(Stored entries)
==============================
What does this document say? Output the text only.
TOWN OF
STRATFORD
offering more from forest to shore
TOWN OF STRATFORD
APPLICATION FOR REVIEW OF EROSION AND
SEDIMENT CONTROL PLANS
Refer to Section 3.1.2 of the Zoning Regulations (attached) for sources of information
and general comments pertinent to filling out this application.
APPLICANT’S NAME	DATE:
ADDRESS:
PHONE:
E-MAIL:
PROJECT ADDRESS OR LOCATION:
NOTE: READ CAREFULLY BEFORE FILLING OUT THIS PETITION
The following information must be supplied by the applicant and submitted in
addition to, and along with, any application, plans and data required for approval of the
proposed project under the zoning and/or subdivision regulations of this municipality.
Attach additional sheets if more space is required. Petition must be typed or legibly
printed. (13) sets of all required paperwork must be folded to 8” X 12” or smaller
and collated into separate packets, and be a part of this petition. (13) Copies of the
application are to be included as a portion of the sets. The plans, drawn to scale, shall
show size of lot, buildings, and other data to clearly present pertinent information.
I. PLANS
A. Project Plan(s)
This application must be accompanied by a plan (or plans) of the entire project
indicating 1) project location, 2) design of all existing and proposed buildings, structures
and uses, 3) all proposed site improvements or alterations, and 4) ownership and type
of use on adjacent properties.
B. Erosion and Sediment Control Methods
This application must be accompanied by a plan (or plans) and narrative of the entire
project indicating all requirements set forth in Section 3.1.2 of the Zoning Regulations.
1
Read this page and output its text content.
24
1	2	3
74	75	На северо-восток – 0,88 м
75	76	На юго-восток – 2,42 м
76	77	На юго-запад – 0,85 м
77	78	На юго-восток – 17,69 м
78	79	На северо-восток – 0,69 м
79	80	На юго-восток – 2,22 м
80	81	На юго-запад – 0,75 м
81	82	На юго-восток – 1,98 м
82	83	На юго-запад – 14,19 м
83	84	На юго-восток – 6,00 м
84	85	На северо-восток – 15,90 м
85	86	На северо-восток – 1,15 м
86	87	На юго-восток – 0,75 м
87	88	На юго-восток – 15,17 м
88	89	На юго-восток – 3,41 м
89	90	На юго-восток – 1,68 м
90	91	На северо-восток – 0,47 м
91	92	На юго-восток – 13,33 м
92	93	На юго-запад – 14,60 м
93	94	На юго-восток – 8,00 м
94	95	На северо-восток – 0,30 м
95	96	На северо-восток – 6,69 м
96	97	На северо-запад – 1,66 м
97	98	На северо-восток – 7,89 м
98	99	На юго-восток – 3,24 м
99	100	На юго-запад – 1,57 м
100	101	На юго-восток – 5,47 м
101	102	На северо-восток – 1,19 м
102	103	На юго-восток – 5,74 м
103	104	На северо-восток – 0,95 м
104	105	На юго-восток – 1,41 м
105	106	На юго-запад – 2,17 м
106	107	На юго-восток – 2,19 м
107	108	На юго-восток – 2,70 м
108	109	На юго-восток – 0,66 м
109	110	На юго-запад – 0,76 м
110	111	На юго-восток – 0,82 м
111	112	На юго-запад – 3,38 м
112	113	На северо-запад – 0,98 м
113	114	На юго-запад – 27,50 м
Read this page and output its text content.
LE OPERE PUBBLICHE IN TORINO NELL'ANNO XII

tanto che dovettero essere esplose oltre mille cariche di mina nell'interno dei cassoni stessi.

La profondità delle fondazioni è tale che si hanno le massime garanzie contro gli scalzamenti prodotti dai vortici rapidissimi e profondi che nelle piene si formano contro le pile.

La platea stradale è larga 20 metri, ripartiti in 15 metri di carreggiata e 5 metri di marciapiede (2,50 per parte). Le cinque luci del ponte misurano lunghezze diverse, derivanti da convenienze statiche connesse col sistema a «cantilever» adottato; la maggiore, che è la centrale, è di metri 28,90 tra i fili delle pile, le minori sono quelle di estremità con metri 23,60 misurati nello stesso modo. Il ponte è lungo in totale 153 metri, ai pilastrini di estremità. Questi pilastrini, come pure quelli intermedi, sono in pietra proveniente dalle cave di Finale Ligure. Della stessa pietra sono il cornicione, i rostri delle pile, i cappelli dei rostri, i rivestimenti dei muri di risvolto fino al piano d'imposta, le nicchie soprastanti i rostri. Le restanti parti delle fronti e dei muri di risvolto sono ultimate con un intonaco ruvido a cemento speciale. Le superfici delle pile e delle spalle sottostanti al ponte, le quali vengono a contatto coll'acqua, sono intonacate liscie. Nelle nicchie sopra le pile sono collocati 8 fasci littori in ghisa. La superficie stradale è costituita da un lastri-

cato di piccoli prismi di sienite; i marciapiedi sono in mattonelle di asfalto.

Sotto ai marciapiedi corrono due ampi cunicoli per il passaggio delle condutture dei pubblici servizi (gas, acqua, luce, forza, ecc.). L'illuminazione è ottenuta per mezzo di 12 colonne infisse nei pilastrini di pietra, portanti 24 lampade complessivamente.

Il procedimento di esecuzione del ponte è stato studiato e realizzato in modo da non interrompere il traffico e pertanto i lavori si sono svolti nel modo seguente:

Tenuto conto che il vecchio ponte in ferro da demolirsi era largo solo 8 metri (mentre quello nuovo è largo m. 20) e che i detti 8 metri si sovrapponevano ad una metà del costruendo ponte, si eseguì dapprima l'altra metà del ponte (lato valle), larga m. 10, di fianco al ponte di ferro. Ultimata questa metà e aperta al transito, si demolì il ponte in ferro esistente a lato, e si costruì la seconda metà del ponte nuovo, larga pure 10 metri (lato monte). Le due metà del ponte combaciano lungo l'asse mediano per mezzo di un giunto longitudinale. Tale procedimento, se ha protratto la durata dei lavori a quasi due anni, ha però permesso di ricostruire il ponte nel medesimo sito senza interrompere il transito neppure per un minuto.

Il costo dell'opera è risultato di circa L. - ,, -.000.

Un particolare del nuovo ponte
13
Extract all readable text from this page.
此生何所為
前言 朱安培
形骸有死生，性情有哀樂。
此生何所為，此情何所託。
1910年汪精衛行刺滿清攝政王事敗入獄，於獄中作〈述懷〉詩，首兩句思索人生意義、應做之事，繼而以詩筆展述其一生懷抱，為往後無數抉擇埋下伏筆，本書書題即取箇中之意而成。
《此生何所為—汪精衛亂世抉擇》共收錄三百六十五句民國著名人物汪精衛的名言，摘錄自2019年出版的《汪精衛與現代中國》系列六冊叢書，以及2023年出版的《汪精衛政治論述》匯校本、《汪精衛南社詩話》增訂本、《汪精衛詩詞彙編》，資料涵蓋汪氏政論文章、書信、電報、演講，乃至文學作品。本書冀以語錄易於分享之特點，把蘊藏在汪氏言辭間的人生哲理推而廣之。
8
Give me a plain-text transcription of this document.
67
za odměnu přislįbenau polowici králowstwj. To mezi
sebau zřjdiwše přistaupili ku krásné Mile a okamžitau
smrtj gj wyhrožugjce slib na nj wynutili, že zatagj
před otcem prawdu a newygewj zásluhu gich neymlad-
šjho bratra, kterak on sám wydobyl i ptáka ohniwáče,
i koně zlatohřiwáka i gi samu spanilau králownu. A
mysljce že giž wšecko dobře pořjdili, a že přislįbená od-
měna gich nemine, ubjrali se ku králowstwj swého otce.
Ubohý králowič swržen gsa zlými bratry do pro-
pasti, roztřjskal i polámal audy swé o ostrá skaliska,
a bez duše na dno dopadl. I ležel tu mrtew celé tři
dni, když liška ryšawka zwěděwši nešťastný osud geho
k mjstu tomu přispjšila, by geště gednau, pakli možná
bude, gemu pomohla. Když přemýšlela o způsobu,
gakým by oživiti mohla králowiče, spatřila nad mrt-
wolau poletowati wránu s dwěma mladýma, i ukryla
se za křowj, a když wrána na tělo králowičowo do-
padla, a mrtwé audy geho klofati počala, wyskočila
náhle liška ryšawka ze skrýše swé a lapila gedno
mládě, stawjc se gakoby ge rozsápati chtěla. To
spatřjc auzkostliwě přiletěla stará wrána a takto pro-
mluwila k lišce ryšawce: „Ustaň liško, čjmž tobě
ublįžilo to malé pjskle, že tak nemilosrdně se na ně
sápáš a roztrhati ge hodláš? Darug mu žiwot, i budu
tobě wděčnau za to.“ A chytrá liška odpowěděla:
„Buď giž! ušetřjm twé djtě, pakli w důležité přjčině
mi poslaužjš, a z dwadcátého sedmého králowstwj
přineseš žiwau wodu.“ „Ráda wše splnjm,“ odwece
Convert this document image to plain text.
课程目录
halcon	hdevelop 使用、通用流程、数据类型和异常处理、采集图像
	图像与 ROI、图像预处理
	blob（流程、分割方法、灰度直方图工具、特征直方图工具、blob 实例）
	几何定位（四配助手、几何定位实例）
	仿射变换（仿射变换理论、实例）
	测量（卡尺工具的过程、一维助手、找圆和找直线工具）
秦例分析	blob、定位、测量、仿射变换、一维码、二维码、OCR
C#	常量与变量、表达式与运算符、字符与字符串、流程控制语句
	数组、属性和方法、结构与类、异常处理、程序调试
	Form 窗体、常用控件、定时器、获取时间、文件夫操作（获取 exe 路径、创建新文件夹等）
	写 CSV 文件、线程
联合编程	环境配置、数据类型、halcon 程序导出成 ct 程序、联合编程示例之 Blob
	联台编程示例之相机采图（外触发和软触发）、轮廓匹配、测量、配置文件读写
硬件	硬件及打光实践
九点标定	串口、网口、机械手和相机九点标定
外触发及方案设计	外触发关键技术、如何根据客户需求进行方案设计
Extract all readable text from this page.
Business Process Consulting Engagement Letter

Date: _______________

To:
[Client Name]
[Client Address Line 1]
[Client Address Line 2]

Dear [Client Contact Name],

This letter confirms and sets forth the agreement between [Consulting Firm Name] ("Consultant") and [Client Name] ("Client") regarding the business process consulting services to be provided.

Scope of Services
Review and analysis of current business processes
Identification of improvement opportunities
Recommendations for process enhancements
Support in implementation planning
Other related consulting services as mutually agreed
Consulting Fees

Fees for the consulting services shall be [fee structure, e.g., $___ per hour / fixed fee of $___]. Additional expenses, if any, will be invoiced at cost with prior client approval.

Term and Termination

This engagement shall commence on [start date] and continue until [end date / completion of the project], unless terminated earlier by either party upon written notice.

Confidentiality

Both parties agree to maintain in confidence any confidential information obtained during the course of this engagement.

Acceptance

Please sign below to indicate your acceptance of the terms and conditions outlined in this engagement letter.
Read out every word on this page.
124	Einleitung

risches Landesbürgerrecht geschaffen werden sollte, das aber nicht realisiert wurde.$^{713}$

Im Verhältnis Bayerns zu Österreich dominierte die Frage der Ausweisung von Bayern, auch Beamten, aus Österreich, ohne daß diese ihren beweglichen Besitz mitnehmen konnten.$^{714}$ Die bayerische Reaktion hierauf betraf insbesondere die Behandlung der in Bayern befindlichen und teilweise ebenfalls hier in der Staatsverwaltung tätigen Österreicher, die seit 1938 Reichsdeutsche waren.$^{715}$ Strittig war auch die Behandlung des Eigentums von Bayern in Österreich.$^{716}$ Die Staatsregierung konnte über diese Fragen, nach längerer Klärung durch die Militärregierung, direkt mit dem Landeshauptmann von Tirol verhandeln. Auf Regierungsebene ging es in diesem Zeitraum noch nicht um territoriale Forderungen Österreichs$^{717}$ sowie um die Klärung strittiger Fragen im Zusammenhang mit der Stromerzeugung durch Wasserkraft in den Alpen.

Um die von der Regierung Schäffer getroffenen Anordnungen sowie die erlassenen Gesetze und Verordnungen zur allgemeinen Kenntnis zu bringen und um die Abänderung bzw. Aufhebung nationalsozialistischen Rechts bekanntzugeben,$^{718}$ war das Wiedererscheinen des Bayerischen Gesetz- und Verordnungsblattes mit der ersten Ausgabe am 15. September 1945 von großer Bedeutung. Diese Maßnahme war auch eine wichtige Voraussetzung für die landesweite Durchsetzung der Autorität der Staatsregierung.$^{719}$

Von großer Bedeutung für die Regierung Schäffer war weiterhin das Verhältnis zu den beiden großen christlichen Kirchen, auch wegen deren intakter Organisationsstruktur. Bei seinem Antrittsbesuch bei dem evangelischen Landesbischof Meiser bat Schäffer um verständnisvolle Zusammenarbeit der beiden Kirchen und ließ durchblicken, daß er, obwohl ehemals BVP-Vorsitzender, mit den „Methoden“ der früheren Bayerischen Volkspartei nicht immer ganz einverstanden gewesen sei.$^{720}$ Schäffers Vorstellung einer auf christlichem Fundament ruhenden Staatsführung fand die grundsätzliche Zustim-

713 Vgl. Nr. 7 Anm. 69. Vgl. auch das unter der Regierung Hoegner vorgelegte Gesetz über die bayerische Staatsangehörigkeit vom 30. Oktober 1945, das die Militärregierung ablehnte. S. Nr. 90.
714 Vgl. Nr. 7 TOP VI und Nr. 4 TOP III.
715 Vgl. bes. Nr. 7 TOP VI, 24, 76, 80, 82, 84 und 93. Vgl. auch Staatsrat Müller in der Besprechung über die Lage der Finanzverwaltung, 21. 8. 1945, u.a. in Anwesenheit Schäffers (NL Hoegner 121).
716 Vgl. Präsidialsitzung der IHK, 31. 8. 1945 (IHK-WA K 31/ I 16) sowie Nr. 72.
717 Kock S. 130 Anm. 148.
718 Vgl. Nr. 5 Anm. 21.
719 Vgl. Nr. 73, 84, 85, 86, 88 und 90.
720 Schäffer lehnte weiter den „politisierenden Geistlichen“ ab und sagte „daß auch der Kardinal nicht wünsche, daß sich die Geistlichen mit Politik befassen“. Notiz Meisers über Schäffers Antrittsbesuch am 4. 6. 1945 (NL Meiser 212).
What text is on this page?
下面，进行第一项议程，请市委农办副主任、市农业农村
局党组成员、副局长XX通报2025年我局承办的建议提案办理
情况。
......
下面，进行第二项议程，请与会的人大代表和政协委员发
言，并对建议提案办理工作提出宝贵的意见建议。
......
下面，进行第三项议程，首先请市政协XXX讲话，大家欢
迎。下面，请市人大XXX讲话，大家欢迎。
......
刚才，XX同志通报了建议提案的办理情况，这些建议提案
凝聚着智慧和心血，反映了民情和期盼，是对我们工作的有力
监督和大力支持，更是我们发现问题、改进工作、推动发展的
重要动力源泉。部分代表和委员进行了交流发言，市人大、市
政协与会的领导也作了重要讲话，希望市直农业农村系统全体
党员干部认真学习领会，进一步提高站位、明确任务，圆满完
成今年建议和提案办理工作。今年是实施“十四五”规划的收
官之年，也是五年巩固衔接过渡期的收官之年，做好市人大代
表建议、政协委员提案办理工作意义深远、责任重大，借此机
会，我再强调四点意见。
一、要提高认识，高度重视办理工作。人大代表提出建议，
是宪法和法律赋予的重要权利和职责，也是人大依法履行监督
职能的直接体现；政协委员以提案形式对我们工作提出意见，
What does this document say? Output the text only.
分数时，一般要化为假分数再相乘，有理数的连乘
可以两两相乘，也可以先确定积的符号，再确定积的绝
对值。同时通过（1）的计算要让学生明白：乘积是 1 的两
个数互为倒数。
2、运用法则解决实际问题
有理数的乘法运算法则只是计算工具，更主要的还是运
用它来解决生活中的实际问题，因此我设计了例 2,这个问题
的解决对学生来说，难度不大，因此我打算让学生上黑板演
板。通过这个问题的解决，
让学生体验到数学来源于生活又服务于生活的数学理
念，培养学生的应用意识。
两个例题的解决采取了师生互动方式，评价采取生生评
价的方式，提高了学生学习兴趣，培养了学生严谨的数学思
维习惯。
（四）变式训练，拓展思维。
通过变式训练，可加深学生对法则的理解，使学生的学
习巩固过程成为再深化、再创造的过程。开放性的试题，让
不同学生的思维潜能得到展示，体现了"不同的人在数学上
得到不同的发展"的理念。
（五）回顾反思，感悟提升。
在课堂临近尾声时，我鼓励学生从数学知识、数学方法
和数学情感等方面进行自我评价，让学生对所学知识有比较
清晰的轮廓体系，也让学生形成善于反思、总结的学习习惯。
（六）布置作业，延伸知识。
==============================
__Exercise details__: Say, as a single number and nothing more, how many lines of the entries contain the word "accompanied".

__Task result__: 2